To do
Give the material again in full, matching it exactly.

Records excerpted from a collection

* * *

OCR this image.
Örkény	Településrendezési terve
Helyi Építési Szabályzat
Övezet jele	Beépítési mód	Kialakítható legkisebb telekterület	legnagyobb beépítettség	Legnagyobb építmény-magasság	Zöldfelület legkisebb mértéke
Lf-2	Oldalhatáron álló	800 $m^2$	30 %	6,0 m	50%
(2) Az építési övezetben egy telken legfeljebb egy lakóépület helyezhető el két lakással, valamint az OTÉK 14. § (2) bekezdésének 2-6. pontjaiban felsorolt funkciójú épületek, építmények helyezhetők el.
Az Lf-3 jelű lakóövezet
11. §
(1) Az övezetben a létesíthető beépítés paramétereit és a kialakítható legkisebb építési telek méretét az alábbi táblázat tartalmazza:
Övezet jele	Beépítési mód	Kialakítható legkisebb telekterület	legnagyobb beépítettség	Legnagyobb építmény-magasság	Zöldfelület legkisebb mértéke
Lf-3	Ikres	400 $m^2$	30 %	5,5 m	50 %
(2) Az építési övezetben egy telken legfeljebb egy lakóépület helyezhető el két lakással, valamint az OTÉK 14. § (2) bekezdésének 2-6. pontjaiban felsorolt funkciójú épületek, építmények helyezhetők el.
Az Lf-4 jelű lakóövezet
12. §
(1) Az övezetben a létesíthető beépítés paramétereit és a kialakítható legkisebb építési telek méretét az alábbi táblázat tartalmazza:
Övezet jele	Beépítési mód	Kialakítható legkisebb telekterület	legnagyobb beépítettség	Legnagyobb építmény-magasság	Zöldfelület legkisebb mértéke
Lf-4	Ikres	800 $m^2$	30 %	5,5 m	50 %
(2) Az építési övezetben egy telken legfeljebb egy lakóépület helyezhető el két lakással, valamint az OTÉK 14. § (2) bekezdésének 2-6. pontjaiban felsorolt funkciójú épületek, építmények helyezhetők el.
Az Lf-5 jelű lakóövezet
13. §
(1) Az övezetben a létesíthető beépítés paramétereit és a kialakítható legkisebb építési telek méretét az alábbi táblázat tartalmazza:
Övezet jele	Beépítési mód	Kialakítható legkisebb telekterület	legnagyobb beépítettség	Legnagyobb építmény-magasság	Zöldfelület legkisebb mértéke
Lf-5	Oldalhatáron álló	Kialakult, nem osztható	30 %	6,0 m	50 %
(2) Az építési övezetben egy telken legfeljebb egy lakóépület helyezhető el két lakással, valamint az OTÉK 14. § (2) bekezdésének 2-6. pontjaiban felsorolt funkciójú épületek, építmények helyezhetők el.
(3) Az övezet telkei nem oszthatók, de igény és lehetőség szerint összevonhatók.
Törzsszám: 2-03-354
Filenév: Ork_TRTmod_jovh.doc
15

* * *

Result of the exercise
OCR this image.
Örkény	Településrendezési terve
Helyi Építési Szabályzat
Övezet jele	Beépítési mód	Kialakítható legkisebb telekterület	legnagyobb beépítettség	Legnagyobb építmény-magasság	Zöldfelület legkisebb mértéke
Lf-2	Oldalhatáron álló	800 $m^2$	30 %	6,0 m	50%
(2) Az építési övezetben egy telken legfeljebb egy lakóépület helyezhető el két lakással, valamint az OTÉK 14. § (2) bekezdésének 2-6. pontjaiban felsorolt funkciójú épületek, építmények helyezhetők el.
Az Lf-3 jelű lakóövezet
11. §
(1) Az övezetben a létesíthető beépítés paramétereit és a kialakítható legkisebb építési telek méretét az alábbi táblázat tartalmazza:
Övezet jele	Beépítési mód	Kialakítható legkisebb telekterület	legnagyobb beépítettség	Legnagyobb építmény-magasság	Zöldfelület legkisebb mértéke
Lf-3	Ikres	400 $m^2$	30 %	5,5 m	50 %
(2) Az építési övezetben egy telken legfeljebb egy lakóépület helyezhető el két lakással, valamint az OTÉK 14. § (2) bekezdésének 2-6. pontjaiban felsorolt funkciójú épületek, építmények helyezhetők el.
Az Lf-4 jelű lakóövezet
12. §
(1) Az övezetben a létesíthető beépítés paramétereit és a kialakítható legkisebb építési telek méretét az alábbi táblázat tartalmazza:
Övezet jele	Beépítési mód	Kialakítható legkisebb telekterület	legnagyobb beépítettség	Legnagyobb építmény-magasság	Zöldfelület legkisebb mértéke
Lf-4	Ikres	800 $m^2$	30 %	5,5 m	50 %
(2) Az építési övezetben egy telken legfeljebb egy lakóépület helyezhető el két lakással, valamint az OTÉK 14. § (2) bekezdésének 2-6. pontjaiban felsorolt funkciójú épületek, építmények helyezhetők el.
Az Lf-5 jelű lakóövezet
13. §
(1) Az övezetben a létesíthető beépítés paramétereit és a kialakítható legkisebb építési telek méretét az alábbi táblázat tartalmazza:
Övezet jele	Beépítési mód	Kialakítható legkisebb telekterület	legnagyobb beépítettség	Legnagyobb építmény-magasság	Zöldfelület legkisebb mértéke
Lf-5	Oldalhatáron álló	Kialakult, nem osztható	30 %	6,0 m	50 %
(2) Az építési övezetben egy telken legfeljebb egy lakóépület helyezhető el két lakással, valamint az OTÉK 14. § (2) bekezdésének 2-6. pontjaiban felsorolt funkciójú épületek, építmények helyezhetők el.
(3) Az övezet telkei nem oszthatók, de igény és lehetőség szerint összevonhatók.
Törzsszám: 2-03-354
Filenév: Ork_TRTmod_jovh.doc
15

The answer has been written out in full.